[Records from a dataset]
************

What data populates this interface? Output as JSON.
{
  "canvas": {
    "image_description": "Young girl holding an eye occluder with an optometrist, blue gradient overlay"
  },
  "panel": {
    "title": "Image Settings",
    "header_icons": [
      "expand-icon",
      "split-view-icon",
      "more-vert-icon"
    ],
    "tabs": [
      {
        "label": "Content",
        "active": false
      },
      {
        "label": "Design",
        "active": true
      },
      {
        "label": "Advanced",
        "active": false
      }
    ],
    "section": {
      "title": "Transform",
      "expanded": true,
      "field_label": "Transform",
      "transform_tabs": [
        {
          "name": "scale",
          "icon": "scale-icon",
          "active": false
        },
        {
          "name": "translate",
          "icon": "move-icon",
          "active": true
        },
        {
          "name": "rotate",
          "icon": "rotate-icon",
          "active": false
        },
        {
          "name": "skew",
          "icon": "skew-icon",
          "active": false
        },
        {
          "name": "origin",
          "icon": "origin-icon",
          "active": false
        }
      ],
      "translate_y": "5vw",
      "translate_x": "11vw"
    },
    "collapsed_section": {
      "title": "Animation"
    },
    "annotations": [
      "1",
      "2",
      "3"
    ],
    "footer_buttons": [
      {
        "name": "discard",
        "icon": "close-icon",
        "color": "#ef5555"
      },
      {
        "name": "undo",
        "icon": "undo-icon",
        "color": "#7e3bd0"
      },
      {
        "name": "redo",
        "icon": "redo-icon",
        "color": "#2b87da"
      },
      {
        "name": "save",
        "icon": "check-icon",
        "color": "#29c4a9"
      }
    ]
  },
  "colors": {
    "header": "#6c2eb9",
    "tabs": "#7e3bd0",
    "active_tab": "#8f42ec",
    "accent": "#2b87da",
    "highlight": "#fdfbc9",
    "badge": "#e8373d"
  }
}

************

Written instruction: Repeat the lines above exactly.

Answer to this task:
What data populates this interface? Output as JSON.
{
  "canvas": {
    "image_description": "Young girl holding an eye occluder with an optometrist, blue gradient overlay"
  },
  "panel": {
    "title": "Image Settings",
    "header_icons": [
      "expand-icon",
      "split-view-icon",
      "more-vert-icon"
    ],
    "tabs": [
      {
        "label": "Content",
        "active": false
      },
      {
        "label": "Design",
        "active": true
      },
      {
        "label": "Advanced",
        "active": false
      }
    ],
    "section": {
      "title": "Transform",
      "expanded": true,
      "field_label": "Transform",
      "transform_tabs": [
        {
          "name": "scale",
          "icon": "scale-icon",
          "active": false
        },
        {
          "name": "translate",
          "icon": "move-icon",
          "active": true
        },
        {
          "name": "rotate",
          "icon": "rotate-icon",
          "active": false
        },
        {
          "name": "skew",
          "icon": "skew-icon",
          "active": false
        },
        {
          "name": "origin",
          "icon": "origin-icon",
          "active": false
        }
      ],
      "translate_y": "5vw",
      "translate_x": "11vw"
    },
    "collapsed_section": {
      "title": "Animation"
    },
    "annotations": [
      "1",
      "2",
      "3"
    ],
    "footer_buttons": [
      {
        "name": "discard",
        "icon": "close-icon",
        "color": "#ef5555"
      },
      {
        "name": "undo",
        "icon": "undo-icon",
        "color": "#7e3bd0"
      },
      {
        "name": "redo",
        "icon": "redo-icon",
        "color": "#2b87da"
      },
      {
        "name": "save",
        "icon": "check-icon",
        "color": "#29c4a9"
      }
    ]
  },
  "colors": {
    "header": "#6c2eb9",
    "tabs": "#7e3bd0",
    "active_tab": "#8f42ec",
    "accent": "#2b87da",
    "highlight": "#fdfbc9",
    "badge": "#e8373d"
  }
}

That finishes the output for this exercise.